PROBLEM REQUIREMENTS:
Determine how many lines contain the string "data". Reply with that figure and nothing else.

____ RECORDS PROVIDED

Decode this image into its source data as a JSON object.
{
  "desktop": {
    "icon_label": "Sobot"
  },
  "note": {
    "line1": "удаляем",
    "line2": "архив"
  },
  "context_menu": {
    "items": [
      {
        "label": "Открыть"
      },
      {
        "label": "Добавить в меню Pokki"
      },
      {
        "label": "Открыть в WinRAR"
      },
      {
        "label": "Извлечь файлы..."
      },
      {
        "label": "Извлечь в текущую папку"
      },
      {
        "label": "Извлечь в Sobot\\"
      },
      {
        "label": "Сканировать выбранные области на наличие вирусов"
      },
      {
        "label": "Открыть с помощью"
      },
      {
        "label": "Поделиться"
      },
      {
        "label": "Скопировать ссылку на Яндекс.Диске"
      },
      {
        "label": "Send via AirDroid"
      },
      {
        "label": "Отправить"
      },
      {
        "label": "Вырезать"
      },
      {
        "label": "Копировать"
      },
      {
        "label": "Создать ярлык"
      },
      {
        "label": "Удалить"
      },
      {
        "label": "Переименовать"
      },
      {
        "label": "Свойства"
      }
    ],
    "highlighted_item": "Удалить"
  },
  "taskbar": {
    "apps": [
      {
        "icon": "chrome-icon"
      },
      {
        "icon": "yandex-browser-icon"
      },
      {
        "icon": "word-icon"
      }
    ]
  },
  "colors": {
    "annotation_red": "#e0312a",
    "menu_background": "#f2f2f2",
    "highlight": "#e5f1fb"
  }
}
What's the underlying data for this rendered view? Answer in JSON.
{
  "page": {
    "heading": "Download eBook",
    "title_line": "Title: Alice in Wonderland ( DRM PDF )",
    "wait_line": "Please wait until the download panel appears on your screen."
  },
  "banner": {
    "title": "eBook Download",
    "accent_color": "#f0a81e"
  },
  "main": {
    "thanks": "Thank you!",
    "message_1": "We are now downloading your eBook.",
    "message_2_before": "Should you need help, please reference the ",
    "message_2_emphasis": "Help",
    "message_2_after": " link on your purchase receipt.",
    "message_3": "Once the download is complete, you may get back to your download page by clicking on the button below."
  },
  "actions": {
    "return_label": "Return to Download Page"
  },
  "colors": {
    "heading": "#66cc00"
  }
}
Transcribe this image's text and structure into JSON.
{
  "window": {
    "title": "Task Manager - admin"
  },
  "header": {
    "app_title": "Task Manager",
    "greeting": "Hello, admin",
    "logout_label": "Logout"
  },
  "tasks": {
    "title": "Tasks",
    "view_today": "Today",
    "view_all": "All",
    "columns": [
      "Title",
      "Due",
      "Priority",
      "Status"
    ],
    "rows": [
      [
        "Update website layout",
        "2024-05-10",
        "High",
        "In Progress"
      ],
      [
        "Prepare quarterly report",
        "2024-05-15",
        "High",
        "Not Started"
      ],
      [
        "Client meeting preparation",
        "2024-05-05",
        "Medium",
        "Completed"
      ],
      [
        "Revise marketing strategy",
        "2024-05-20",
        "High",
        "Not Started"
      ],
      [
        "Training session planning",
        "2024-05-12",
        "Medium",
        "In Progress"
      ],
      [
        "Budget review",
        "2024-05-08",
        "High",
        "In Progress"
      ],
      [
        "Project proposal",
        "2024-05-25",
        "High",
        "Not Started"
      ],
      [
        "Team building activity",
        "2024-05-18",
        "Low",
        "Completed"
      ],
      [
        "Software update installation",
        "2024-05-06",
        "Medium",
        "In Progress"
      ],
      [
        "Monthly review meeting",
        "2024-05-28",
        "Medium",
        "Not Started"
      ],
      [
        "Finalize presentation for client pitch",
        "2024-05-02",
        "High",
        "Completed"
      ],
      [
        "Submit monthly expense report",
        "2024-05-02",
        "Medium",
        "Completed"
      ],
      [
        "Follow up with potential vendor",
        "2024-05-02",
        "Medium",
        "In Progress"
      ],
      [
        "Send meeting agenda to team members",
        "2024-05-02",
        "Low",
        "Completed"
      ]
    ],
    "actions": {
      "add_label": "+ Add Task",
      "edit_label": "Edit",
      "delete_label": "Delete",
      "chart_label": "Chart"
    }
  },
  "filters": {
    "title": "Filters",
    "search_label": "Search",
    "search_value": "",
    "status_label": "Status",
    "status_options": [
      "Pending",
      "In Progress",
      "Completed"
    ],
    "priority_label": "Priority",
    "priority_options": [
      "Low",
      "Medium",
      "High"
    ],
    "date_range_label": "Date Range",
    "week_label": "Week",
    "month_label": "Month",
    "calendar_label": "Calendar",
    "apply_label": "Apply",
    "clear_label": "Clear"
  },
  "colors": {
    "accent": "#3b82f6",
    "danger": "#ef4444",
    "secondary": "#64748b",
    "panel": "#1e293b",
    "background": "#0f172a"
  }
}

________

TASK RESULT:
2